# Work to complete:
Transcribe all of the records, leaving out any pictures.

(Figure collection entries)
##########
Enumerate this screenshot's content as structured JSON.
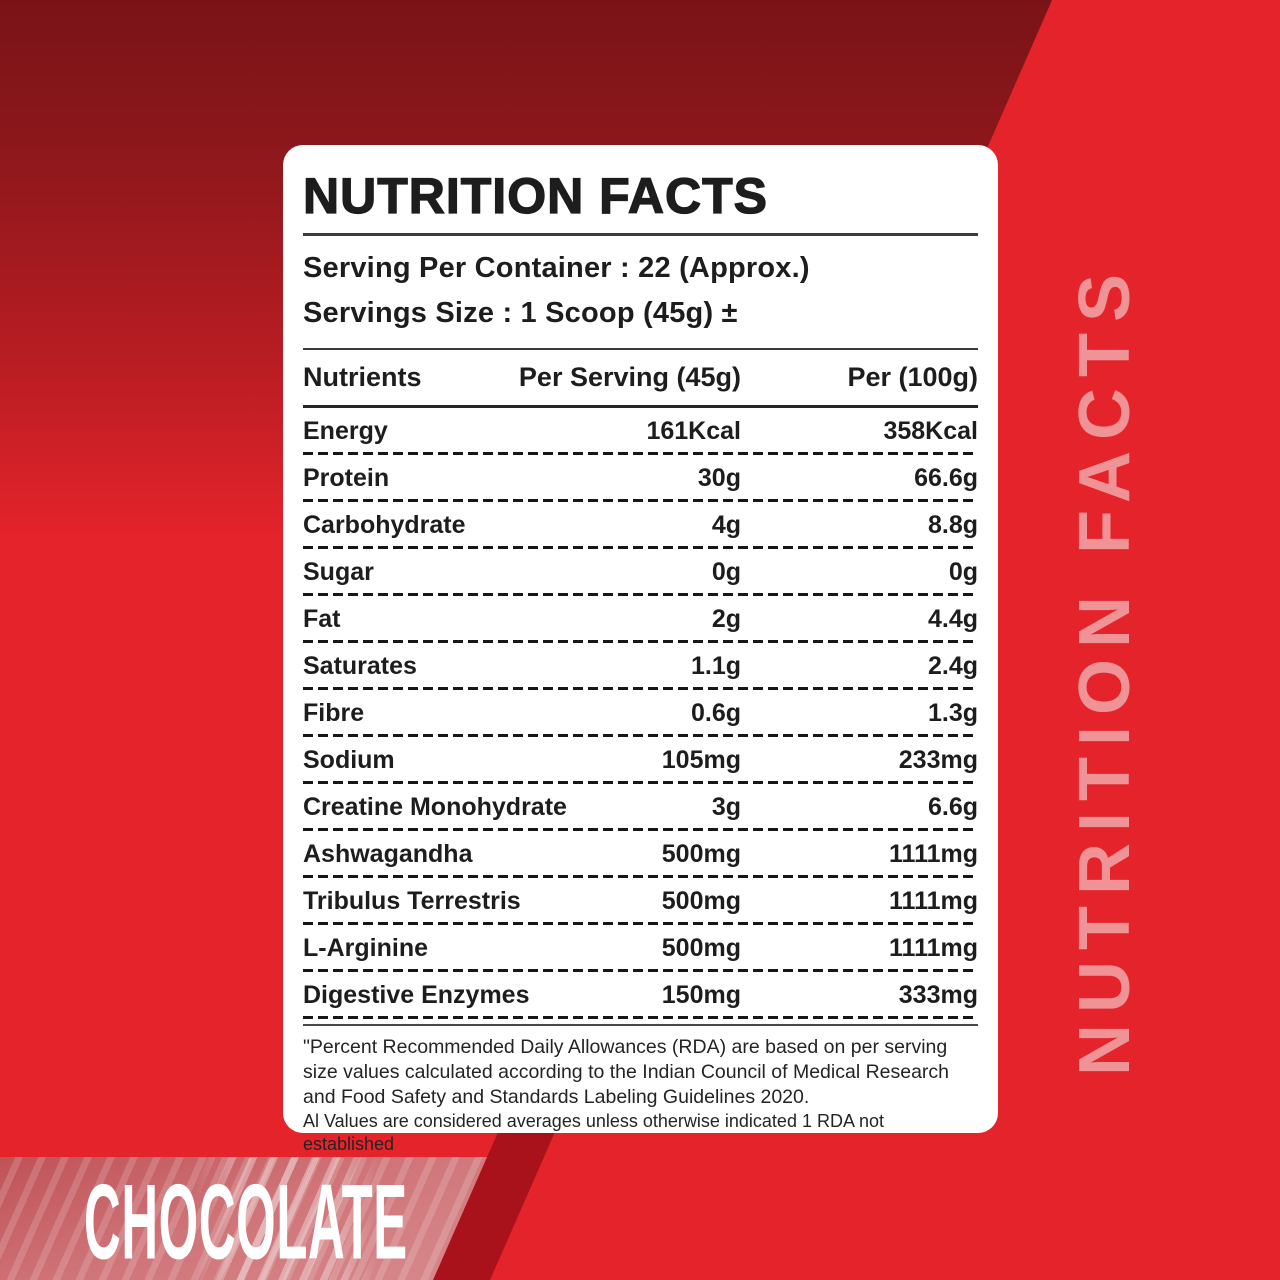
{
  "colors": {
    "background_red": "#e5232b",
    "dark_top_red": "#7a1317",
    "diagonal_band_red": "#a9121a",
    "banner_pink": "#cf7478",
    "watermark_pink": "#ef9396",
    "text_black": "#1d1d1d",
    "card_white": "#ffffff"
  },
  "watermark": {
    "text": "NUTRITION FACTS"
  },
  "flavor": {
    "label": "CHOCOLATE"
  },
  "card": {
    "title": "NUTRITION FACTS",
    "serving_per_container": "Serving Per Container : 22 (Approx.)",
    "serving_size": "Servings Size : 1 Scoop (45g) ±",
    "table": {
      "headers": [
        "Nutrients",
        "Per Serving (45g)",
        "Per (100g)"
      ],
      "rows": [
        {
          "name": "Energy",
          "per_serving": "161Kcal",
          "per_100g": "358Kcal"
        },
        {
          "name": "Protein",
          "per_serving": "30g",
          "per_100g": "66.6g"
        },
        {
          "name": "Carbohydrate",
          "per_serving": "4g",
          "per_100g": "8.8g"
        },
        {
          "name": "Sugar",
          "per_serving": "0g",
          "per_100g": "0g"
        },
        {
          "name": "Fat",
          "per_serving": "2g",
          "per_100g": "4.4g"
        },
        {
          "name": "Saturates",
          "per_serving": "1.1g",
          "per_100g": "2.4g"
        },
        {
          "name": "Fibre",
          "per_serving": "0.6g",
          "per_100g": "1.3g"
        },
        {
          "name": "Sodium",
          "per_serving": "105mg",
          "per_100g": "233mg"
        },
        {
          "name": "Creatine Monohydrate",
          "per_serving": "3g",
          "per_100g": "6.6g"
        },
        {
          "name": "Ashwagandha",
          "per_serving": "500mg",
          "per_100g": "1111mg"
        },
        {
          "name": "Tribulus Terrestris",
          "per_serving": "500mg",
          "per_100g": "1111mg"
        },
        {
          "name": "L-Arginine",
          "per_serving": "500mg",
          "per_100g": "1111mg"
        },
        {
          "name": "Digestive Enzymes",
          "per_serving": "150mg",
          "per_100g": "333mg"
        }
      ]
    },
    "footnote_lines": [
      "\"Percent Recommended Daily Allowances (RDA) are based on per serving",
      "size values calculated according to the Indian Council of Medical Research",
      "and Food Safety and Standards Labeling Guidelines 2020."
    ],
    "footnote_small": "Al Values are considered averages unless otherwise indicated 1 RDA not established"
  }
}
##########
# Answer:
Enumerate this screenshot's content as structured JSON.
{
  "colors": {
    "background_red": "#e5232b",
    "dark_top_red": "#7a1317",
    "diagonal_band_red": "#a9121a",
    "banner_pink": "#cf7478",
    "watermark_pink": "#ef9396",
    "text_black": "#1d1d1d",
    "card_white": "#ffffff"
  },
  "watermark": {
    "text": "NUTRITION FACTS"
  },
  "flavor": {
    "label": "CHOCOLATE"
  },
  "card": {
    "title": "NUTRITION FACTS",
    "serving_per_container": "Serving Per Container : 22 (Approx.)",
    "serving_size": "Servings Size : 1 Scoop (45g) ±",
    "table": {
      "headers": [
        "Nutrients",
        "Per Serving (45g)",
        "Per (100g)"
      ],
      "rows": [
        {
          "name": "Energy",
          "per_serving": "161Kcal",
          "per_100g": "358Kcal"
        },
        {
          "name": "Protein",
          "per_serving": "30g",
          "per_100g": "66.6g"
        },
        {
          "name": "Carbohydrate",
          "per_serving": "4g",
          "per_100g": "8.8g"
        },
        {
          "name": "Sugar",
          "per_serving": "0g",
          "per_100g": "0g"
        },
        {
          "name": "Fat",
          "per_serving": "2g",
          "per_100g": "4.4g"
        },
        {
          "name": "Saturates",
          "per_serving": "1.1g",
          "per_100g": "2.4g"
        },
        {
          "name": "Fibre",
          "per_serving": "0.6g",
          "per_100g": "1.3g"
        },
        {
          "name": "Sodium",
          "per_serving": "105mg",
          "per_100g": "233mg"
        },
        {
          "name": "Creatine Monohydrate",
          "per_serving": "3g",
          "per_100g": "6.6g"
        },
        {
          "name": "Ashwagandha",
          "per_serving": "500mg",
          "per_100g": "1111mg"
        },
        {
          "name": "Tribulus Terrestris",
          "per_serving": "500mg",
          "per_100g": "1111mg"
        },
        {
          "name": "L-Arginine",
          "per_serving": "500mg",
          "per_100g": "1111mg"
        },
        {
          "name": "Digestive Enzymes",
          "per_serving": "150mg",
          "per_100g": "333mg"
        }
      ]
    },
    "footnote_lines": [
      "\"Percent Recommended Daily Allowances (RDA) are based on per serving",
      "size values calculated according to the Indian Council of Medical Research",
      "and Food Safety and Standards Labeling Guidelines 2020."
    ],
    "footnote_small": "Al Values are considered averages unless otherwise indicated 1 RDA not established"
  }
}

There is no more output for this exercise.